↓↓↓

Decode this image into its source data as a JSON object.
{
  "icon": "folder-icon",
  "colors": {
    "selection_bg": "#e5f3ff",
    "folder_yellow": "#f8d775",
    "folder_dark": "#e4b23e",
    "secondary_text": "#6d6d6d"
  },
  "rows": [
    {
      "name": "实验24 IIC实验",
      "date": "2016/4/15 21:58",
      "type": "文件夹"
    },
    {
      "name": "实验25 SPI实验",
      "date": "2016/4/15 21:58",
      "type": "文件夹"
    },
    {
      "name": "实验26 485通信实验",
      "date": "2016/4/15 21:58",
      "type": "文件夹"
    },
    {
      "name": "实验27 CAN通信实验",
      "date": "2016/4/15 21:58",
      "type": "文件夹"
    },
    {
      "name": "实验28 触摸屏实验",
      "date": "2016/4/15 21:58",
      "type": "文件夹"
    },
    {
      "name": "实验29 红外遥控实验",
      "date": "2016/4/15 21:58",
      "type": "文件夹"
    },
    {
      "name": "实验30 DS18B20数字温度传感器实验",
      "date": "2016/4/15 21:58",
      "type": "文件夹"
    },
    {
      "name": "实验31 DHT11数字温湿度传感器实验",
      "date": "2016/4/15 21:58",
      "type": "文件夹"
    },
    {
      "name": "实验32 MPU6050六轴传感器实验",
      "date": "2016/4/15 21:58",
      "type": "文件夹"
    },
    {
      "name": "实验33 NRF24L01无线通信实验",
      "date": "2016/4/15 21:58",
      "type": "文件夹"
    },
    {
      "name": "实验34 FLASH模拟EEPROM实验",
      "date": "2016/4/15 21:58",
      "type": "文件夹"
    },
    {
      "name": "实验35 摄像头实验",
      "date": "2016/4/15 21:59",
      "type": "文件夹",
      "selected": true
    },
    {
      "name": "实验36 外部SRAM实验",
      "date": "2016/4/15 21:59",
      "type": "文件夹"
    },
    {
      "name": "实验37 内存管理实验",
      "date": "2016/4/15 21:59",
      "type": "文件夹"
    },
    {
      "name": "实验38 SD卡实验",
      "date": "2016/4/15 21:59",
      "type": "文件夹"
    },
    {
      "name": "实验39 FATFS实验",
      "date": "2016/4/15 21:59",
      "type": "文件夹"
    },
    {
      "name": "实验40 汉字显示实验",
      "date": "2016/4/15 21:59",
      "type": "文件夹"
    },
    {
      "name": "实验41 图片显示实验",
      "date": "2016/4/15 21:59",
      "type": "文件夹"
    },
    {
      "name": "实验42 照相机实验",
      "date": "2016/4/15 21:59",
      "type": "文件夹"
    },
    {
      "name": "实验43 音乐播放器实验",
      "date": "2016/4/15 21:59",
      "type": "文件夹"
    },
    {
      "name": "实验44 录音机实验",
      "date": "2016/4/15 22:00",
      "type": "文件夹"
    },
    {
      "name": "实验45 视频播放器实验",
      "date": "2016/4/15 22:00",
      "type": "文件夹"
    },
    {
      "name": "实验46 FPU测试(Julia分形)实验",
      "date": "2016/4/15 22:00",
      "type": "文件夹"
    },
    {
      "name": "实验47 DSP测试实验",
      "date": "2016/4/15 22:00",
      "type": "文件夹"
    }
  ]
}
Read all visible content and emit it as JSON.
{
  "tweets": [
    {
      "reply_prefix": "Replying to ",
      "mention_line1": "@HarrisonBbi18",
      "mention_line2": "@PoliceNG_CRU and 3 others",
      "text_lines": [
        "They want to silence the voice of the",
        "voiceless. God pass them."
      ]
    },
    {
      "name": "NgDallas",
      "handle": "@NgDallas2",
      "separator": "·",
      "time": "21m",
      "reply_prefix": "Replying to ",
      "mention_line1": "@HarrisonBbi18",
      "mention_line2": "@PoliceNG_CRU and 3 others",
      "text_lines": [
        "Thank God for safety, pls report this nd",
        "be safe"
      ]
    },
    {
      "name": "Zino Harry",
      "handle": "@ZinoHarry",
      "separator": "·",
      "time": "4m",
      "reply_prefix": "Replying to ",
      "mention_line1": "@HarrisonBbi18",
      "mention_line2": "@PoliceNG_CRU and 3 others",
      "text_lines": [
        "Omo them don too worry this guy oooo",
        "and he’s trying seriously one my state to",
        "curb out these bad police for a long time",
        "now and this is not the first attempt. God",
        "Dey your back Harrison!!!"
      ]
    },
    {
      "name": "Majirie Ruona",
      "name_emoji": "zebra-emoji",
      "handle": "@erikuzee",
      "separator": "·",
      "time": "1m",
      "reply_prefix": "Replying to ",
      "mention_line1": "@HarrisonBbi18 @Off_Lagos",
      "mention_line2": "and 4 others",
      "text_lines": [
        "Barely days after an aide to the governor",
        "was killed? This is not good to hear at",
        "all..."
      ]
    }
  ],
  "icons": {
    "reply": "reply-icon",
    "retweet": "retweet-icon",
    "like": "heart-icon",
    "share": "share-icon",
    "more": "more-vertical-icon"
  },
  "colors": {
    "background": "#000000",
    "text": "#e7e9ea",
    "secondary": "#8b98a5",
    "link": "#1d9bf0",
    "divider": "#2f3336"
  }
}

↑↑↑
↓↓↓

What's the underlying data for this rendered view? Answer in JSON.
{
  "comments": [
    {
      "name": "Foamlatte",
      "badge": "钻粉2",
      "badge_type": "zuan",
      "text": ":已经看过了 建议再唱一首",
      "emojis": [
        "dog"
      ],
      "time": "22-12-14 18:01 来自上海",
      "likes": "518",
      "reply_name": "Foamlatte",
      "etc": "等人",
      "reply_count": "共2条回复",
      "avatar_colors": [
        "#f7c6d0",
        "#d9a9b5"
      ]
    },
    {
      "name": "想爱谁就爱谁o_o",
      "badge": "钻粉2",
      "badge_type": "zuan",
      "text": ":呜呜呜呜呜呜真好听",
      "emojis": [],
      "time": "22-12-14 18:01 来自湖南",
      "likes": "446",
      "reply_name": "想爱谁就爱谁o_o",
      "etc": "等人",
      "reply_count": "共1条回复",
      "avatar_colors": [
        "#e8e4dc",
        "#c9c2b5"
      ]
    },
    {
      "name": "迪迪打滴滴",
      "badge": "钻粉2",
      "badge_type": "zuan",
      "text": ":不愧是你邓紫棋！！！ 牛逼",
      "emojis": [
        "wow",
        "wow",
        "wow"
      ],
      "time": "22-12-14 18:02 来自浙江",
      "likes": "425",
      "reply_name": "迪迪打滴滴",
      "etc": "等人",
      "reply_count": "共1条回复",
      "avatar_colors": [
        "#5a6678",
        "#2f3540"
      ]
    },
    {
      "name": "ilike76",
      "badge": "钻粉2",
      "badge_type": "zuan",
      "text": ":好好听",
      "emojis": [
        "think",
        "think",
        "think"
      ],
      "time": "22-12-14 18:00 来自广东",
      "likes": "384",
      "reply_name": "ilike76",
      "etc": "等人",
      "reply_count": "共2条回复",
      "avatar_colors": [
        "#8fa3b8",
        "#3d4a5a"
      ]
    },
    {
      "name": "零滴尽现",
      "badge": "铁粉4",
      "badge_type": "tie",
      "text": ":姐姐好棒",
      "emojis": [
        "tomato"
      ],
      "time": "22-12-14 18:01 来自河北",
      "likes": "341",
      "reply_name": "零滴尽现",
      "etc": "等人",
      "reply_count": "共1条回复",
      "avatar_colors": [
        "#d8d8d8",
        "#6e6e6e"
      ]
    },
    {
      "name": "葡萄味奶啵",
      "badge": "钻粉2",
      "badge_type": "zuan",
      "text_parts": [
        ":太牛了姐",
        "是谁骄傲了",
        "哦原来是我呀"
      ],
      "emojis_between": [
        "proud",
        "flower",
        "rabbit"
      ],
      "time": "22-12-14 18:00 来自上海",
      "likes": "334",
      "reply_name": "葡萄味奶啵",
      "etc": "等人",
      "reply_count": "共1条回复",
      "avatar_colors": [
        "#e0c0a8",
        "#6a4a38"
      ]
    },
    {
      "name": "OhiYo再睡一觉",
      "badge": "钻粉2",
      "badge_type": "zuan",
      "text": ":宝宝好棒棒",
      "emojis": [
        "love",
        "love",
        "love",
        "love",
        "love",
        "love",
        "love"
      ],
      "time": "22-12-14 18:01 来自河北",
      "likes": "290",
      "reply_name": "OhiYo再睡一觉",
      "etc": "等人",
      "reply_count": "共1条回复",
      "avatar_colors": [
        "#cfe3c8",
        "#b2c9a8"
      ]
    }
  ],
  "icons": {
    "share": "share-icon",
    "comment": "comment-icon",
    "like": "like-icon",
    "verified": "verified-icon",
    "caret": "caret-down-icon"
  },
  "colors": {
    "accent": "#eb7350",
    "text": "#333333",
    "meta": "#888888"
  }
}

↑↑↑

* _INSTRUCTION_
Of the lines above, how many hold the string "OhiYo再睡一觉"? Answer with only the number.

* _TASK SOLUTION_
2